═══ Exercise material ═══

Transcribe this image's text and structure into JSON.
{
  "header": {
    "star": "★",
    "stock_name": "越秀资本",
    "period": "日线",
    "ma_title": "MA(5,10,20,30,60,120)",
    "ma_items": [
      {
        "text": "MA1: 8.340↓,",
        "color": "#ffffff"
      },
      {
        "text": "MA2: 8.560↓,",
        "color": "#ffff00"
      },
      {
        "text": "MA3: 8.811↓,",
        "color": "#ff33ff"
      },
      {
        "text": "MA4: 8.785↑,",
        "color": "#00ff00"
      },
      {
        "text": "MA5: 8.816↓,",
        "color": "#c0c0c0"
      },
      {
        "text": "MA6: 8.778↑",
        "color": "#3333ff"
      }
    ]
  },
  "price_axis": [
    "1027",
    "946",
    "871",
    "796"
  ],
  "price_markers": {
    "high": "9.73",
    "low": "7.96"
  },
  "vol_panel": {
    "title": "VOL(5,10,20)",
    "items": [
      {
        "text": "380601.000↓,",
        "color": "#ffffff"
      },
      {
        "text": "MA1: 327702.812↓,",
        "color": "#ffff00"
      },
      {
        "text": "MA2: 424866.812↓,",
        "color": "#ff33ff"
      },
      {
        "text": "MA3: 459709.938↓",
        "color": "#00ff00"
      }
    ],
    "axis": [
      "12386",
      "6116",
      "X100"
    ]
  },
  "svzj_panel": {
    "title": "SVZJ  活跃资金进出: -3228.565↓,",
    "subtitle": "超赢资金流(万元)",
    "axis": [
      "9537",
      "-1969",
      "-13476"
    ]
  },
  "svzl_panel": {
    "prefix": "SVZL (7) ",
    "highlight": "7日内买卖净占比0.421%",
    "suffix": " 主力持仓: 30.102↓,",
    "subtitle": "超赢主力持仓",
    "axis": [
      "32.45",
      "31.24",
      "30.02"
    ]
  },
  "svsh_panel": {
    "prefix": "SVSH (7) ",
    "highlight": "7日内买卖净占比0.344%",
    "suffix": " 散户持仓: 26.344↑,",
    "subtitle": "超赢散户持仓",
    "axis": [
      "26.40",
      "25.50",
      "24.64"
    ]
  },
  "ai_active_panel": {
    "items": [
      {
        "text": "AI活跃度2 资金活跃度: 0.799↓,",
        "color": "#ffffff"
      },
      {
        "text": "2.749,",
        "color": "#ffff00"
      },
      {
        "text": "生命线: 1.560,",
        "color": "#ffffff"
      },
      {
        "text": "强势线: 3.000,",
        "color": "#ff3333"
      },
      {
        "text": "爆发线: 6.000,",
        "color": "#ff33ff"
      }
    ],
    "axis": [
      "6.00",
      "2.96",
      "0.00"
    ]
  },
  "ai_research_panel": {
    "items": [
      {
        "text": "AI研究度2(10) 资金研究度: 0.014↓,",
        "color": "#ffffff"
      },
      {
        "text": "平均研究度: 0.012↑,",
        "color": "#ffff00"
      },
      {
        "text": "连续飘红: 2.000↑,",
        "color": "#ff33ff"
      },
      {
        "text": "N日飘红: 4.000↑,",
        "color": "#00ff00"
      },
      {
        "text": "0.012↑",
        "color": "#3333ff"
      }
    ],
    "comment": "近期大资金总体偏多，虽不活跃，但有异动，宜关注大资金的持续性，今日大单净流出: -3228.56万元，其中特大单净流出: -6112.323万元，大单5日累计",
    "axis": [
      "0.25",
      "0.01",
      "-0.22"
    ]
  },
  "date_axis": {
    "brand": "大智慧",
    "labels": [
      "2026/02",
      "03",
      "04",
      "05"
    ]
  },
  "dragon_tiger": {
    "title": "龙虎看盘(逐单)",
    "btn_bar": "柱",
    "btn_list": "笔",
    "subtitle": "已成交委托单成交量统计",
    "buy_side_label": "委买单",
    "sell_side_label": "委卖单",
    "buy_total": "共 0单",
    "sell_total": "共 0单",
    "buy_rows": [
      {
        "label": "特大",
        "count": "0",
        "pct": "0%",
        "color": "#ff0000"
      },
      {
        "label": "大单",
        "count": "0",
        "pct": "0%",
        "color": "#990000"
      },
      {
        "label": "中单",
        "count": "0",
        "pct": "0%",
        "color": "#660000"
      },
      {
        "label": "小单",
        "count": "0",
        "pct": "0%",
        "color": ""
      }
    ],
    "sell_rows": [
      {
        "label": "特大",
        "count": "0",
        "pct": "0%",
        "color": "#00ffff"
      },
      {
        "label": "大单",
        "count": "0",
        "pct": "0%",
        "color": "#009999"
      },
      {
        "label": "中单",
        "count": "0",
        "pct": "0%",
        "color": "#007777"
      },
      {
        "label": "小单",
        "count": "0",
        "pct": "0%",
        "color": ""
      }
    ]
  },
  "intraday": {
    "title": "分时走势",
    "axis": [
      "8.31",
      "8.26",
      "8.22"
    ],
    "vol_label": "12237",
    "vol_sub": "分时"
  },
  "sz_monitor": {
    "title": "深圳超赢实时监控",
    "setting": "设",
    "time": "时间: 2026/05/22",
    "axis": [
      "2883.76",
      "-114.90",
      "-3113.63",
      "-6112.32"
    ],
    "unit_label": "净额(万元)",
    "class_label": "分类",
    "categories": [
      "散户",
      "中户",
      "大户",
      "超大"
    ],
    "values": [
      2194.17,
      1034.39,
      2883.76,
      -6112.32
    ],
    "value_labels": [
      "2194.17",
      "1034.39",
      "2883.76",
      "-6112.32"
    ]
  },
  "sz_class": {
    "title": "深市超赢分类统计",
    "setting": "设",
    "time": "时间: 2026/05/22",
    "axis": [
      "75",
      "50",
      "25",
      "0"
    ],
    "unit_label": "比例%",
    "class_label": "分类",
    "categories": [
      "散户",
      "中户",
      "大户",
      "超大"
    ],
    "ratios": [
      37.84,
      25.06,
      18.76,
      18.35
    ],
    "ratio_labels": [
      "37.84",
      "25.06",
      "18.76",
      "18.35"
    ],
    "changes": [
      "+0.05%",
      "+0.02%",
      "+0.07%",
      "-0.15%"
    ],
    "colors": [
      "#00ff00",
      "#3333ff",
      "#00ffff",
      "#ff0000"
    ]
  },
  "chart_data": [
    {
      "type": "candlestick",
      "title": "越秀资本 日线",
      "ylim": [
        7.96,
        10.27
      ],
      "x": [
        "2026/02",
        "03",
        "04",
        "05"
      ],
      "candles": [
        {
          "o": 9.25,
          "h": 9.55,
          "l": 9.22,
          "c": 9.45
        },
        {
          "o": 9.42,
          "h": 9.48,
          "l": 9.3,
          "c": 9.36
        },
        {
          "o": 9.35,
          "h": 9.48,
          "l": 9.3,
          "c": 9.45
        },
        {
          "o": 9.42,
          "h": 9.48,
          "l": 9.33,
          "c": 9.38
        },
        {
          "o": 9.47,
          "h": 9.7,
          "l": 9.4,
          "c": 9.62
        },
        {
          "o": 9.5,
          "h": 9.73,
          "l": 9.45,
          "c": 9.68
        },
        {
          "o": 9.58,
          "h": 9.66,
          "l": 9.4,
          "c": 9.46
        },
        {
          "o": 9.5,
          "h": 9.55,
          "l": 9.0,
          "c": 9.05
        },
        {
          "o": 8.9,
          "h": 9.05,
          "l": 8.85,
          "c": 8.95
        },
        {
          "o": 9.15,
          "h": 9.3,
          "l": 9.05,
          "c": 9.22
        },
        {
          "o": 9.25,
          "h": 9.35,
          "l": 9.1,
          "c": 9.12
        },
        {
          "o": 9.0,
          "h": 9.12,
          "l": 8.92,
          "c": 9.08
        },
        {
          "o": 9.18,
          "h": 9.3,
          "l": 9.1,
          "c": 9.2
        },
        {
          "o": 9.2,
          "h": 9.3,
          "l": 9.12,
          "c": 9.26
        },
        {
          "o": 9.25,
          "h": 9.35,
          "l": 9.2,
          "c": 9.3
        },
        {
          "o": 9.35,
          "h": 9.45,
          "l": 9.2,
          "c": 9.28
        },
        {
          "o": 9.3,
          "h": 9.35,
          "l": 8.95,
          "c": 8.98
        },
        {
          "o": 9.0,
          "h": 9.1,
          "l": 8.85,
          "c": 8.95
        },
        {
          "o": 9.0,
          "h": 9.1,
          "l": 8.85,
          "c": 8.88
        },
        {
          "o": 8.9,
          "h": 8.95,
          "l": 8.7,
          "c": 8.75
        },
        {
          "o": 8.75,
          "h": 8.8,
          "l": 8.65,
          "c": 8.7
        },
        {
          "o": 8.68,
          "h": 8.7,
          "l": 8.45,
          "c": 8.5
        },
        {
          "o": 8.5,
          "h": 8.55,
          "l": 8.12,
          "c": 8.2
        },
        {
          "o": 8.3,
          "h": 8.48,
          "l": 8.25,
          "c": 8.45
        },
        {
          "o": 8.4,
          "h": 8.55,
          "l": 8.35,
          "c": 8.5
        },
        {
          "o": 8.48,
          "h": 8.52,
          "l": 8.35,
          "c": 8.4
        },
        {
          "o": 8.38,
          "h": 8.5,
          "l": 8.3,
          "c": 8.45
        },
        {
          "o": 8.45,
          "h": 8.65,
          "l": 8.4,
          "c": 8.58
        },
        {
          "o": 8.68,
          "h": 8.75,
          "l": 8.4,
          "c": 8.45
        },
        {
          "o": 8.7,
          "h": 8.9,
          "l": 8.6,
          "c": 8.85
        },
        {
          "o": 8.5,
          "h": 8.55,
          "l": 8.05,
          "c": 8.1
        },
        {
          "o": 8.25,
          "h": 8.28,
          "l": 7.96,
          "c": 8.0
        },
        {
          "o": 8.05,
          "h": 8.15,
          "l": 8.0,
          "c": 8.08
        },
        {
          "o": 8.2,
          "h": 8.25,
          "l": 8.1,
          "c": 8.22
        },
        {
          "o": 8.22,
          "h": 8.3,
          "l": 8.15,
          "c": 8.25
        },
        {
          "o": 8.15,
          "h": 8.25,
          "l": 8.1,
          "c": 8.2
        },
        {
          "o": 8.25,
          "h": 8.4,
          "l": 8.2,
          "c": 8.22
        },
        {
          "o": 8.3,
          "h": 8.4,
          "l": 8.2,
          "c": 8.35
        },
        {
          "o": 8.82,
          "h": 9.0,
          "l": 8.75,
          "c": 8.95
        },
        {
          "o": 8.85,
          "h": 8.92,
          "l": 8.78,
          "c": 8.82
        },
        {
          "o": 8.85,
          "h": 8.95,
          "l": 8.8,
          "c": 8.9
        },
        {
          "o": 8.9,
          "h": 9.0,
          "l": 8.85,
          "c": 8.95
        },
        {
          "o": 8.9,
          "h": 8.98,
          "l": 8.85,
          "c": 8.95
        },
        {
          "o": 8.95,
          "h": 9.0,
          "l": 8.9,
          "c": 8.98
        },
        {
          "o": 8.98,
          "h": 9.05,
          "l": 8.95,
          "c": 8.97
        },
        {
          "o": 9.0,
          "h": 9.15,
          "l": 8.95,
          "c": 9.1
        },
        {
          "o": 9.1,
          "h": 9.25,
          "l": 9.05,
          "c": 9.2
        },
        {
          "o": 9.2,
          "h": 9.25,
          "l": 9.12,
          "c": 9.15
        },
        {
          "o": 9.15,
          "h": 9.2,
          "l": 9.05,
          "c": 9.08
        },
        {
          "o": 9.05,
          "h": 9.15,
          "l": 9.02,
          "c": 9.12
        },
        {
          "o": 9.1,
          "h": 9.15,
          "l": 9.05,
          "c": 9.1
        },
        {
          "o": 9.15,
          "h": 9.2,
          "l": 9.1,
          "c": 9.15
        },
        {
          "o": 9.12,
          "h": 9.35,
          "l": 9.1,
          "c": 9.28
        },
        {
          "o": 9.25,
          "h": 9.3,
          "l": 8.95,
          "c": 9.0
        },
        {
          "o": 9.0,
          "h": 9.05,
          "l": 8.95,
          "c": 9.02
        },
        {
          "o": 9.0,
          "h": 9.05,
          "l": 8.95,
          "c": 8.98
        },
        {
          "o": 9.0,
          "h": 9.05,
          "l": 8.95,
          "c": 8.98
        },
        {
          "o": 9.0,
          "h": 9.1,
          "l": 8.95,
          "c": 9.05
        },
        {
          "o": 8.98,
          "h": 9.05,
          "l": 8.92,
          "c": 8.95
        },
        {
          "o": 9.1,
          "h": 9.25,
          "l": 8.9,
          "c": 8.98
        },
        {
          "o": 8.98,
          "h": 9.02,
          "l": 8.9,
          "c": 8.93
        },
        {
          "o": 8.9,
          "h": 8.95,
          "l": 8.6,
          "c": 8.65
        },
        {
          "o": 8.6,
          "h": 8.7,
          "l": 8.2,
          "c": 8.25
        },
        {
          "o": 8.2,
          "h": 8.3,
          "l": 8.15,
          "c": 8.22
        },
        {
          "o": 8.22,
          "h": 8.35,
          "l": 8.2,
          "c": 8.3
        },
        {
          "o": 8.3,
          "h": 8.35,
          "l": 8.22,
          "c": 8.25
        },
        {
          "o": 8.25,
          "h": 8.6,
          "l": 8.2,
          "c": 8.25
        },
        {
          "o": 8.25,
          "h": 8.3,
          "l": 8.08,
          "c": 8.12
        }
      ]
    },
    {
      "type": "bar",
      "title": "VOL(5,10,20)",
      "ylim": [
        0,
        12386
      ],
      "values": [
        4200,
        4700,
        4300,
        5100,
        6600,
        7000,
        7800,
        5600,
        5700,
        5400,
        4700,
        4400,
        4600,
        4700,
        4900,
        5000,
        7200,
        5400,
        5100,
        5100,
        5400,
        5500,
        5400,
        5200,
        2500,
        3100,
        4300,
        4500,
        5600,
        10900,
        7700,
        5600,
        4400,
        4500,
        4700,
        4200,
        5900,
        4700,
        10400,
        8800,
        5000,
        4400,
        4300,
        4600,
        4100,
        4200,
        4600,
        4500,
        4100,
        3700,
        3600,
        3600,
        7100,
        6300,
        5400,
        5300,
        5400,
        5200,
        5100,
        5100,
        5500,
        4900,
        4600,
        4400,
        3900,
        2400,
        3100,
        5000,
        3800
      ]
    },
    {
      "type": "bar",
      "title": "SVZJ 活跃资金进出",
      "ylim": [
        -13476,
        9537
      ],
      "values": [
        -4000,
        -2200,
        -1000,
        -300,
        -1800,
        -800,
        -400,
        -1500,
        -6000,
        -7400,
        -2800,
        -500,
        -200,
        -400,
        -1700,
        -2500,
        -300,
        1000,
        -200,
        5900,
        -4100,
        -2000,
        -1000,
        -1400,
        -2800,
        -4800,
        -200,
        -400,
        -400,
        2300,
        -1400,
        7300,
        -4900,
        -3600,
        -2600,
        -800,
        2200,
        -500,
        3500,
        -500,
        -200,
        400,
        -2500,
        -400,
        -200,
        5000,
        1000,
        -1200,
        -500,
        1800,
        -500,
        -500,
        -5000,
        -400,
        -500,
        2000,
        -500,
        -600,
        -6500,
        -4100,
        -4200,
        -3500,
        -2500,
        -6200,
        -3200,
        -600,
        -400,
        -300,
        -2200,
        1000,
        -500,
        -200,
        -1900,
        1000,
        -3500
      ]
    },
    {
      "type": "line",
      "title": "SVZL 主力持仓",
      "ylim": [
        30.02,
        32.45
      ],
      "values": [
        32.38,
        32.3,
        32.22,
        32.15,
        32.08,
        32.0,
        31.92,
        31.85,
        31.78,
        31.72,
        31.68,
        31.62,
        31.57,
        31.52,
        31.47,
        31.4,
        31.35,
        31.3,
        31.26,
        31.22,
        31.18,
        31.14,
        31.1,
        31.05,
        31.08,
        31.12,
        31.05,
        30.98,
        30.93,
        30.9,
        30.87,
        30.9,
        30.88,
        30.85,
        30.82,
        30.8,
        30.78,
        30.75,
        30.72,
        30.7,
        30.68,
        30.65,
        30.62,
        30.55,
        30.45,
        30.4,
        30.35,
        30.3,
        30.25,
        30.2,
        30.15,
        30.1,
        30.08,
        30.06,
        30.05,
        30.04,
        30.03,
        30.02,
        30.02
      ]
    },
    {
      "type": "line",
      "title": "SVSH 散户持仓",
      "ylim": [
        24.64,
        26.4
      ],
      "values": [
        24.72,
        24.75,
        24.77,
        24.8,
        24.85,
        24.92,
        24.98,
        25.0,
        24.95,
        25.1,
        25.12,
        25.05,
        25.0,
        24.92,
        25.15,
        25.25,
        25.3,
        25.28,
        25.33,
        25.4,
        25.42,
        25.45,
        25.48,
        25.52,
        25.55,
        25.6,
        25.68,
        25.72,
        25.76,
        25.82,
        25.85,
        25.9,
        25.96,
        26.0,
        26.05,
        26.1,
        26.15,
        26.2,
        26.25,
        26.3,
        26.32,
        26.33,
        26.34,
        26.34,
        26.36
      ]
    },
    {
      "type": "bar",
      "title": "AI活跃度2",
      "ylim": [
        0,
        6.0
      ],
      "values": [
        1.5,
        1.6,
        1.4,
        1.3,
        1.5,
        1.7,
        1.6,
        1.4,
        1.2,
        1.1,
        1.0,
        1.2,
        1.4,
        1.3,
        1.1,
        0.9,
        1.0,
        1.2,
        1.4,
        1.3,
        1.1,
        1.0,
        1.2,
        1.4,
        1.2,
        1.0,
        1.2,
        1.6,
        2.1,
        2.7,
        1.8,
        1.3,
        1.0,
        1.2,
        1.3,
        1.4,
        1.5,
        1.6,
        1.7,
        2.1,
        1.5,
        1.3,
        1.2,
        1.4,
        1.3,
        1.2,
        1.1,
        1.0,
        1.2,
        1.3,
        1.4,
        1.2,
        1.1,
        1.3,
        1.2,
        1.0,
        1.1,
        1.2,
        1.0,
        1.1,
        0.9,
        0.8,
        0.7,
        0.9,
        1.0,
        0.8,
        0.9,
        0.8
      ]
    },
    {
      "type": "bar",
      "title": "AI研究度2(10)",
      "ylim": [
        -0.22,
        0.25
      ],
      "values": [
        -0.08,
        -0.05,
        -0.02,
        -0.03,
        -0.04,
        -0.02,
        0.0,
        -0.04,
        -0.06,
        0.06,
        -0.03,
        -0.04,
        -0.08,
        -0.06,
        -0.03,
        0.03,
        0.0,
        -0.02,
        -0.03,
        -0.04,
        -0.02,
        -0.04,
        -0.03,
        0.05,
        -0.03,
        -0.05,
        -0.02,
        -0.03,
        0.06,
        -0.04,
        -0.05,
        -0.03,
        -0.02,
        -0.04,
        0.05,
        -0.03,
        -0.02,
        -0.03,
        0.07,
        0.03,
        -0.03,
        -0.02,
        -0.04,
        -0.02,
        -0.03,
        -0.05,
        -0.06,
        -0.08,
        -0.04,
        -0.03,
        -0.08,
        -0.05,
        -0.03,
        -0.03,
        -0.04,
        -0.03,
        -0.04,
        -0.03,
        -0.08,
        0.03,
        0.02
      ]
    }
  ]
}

═══
═══ Exercise material ═══

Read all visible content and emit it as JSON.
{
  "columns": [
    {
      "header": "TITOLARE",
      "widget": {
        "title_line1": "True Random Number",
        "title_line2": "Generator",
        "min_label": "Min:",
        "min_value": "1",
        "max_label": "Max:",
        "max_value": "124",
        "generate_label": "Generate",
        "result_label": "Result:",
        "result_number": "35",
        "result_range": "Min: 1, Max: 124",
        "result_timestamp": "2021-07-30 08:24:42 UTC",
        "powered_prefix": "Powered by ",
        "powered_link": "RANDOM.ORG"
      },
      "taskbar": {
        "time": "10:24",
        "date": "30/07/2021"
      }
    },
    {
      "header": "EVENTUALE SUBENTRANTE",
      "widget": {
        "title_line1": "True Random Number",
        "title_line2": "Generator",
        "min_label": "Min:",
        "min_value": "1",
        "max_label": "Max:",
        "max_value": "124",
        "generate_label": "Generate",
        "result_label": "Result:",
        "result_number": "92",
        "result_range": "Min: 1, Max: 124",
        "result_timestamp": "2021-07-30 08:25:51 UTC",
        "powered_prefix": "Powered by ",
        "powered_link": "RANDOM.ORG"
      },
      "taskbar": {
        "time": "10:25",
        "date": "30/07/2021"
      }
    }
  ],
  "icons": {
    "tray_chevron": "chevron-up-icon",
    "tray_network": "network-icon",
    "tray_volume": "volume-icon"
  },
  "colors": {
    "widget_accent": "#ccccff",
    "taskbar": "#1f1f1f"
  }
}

═══
═══ Exercise material ═══

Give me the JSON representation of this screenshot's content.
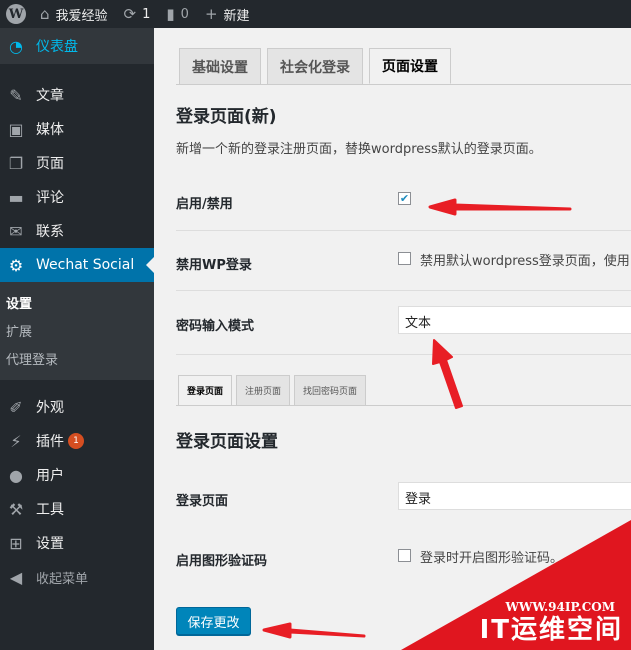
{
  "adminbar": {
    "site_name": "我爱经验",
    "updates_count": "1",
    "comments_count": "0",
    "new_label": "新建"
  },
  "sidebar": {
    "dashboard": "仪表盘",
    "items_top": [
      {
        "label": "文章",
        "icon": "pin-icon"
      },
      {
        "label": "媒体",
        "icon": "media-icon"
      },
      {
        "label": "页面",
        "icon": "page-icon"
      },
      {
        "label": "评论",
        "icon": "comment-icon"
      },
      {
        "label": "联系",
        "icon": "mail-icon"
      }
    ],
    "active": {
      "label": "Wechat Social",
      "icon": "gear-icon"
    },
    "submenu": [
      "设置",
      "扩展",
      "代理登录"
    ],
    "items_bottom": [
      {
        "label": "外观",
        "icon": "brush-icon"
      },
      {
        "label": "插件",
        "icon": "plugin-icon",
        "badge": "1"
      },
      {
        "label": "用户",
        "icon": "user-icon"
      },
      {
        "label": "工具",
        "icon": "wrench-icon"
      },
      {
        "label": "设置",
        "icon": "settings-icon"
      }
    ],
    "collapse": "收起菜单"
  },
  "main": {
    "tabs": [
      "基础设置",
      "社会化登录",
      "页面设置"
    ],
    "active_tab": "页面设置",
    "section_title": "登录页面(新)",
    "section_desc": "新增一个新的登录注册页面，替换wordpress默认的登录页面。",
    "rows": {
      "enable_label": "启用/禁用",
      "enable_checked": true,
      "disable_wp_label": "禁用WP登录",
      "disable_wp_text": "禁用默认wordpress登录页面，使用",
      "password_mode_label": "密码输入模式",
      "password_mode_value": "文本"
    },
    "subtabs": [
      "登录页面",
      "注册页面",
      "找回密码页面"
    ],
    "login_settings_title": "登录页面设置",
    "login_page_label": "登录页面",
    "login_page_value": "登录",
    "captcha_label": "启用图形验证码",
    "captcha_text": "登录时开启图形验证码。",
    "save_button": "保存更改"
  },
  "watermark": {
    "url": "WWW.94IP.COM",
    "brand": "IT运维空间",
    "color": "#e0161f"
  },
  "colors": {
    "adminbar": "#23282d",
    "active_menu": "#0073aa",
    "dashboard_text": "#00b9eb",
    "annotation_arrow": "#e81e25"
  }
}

═══

--- Exercise description ---
Exactly how many lines of the listing above contain the string "活跃资金进出"? Give no more than the number.

--- The result ---
2